◆ REQUIREMENT: Find every line in the records that holds the string "JSON". Copy each one.

◆ DATA LISTING:
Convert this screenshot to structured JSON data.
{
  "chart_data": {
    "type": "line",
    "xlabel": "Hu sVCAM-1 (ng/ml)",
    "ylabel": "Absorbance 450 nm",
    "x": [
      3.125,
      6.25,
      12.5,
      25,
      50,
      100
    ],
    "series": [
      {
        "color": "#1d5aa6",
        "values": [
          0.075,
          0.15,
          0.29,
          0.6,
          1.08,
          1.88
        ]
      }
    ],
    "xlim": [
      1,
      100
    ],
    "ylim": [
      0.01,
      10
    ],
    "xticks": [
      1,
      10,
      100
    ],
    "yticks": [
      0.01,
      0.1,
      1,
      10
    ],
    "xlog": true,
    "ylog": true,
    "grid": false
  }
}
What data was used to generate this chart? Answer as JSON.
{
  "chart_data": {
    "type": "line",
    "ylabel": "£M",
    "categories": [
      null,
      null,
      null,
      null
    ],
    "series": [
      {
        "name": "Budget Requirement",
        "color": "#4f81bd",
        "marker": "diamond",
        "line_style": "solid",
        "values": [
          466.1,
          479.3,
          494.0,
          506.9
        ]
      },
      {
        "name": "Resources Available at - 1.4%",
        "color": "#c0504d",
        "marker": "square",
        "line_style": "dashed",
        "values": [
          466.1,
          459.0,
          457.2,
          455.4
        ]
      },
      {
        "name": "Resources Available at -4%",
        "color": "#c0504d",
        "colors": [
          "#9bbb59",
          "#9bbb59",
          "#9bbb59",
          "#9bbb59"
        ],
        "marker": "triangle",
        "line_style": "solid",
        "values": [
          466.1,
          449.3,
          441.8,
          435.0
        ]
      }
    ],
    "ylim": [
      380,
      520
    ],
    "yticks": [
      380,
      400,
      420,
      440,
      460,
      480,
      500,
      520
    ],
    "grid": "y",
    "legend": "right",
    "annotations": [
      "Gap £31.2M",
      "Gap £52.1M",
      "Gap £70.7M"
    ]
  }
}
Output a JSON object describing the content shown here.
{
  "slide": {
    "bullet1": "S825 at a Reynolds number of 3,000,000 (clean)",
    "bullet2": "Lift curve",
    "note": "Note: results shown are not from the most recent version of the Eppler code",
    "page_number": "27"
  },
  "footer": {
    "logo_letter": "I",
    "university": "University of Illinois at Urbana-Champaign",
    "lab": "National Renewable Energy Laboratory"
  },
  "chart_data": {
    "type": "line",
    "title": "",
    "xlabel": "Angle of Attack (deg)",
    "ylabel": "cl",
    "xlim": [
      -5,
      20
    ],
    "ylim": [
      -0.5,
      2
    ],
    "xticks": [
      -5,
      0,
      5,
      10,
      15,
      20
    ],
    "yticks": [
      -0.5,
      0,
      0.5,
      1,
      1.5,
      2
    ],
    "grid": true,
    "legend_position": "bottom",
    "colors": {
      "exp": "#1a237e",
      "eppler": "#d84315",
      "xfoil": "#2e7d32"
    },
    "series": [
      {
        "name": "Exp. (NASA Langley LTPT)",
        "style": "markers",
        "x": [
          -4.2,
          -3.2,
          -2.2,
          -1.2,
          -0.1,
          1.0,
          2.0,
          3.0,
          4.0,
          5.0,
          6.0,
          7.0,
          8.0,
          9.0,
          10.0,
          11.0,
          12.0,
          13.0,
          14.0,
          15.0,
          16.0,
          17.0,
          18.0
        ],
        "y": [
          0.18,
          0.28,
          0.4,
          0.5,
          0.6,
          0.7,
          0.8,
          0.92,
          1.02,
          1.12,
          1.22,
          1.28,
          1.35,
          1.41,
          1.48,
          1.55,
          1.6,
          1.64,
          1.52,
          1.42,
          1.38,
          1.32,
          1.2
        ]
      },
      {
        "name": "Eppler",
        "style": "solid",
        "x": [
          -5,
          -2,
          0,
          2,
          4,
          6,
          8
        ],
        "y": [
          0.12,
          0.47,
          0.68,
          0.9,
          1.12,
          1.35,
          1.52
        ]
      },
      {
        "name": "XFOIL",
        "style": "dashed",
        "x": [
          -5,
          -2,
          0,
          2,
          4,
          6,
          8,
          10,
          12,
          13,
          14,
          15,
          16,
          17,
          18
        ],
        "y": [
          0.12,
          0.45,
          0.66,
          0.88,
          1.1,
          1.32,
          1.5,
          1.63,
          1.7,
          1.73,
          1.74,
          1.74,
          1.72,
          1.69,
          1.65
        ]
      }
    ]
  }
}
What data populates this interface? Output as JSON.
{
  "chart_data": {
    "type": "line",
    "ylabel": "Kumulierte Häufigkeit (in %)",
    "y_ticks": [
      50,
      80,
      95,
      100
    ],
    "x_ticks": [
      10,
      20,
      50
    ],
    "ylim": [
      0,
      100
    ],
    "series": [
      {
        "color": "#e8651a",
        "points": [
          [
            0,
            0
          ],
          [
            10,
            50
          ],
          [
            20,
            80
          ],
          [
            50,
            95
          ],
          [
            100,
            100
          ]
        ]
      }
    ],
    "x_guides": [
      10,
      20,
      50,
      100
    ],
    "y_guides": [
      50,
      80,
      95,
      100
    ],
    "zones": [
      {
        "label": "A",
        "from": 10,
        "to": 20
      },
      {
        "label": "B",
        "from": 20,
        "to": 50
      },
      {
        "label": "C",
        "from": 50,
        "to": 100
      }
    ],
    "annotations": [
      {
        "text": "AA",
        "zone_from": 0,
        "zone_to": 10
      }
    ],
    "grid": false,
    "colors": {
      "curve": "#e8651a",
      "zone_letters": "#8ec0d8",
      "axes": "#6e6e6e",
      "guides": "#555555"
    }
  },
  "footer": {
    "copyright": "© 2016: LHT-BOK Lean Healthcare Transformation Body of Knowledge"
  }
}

◆ RIGHT ANSWER:
Convert this screenshot to structured JSON data.
What data was used to generate this chart? Answer as JSON.
Output a JSON object describing the content shown here.
What data populates this interface? Output as JSON.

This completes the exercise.